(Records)
▼

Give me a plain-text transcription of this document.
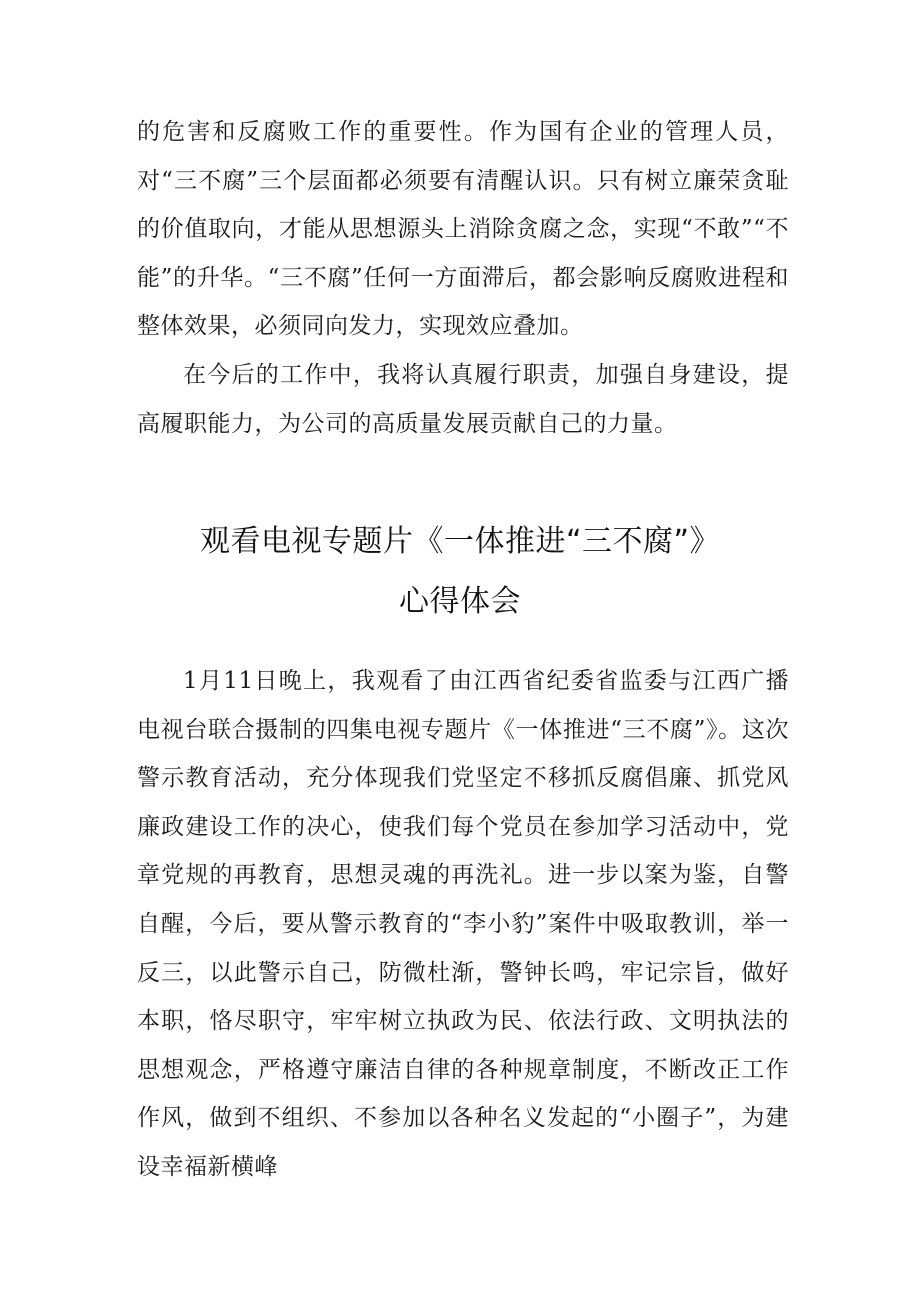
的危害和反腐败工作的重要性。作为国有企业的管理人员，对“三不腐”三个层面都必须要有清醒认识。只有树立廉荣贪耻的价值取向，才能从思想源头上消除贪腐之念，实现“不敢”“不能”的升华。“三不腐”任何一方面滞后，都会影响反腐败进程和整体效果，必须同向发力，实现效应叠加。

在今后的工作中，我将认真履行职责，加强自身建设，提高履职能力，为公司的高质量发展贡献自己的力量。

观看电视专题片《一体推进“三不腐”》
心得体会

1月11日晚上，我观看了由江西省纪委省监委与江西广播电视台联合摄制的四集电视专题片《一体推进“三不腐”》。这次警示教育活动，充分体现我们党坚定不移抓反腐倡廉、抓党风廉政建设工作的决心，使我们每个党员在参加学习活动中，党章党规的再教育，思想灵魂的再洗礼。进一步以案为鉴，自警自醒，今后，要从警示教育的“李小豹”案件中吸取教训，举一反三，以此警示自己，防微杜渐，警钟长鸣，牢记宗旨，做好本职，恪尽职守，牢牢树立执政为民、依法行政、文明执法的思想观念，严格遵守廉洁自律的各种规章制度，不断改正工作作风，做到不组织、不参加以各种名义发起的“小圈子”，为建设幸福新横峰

▲
▼

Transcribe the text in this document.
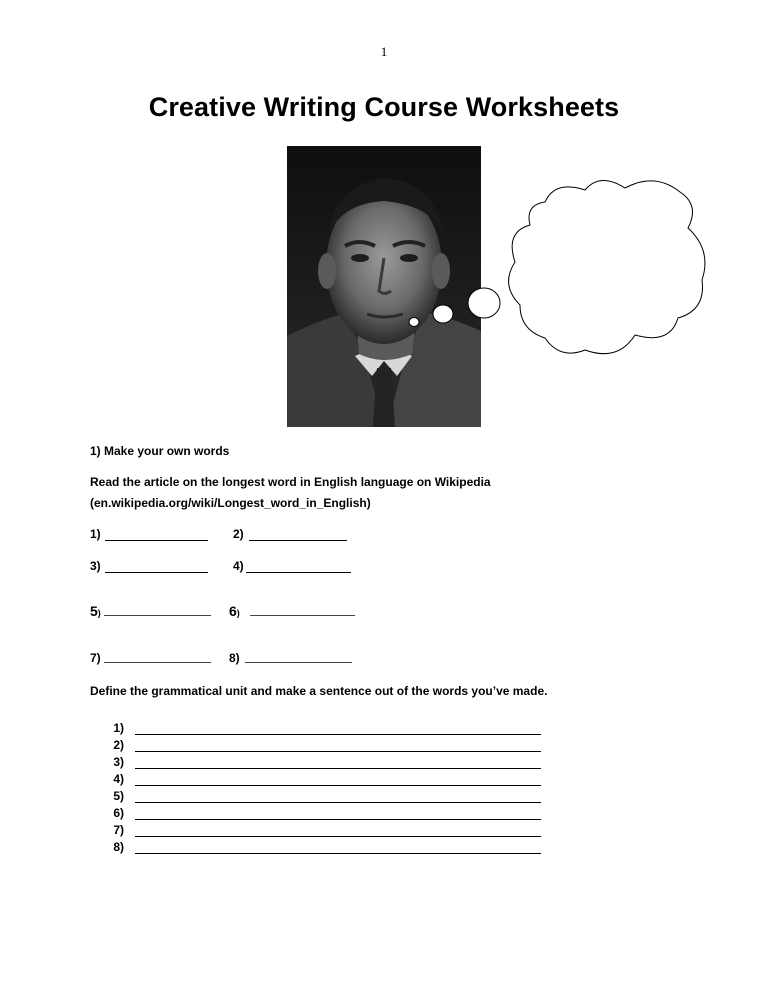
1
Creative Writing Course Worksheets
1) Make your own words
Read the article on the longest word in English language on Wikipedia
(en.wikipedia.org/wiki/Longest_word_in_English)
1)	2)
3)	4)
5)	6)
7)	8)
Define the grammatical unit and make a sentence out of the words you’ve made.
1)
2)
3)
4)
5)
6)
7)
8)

▲

Identify each line in the records above that contains the word "text", and copy it out in full.

Give me a plain-text transcription of this document.
Transcribe the text in this document.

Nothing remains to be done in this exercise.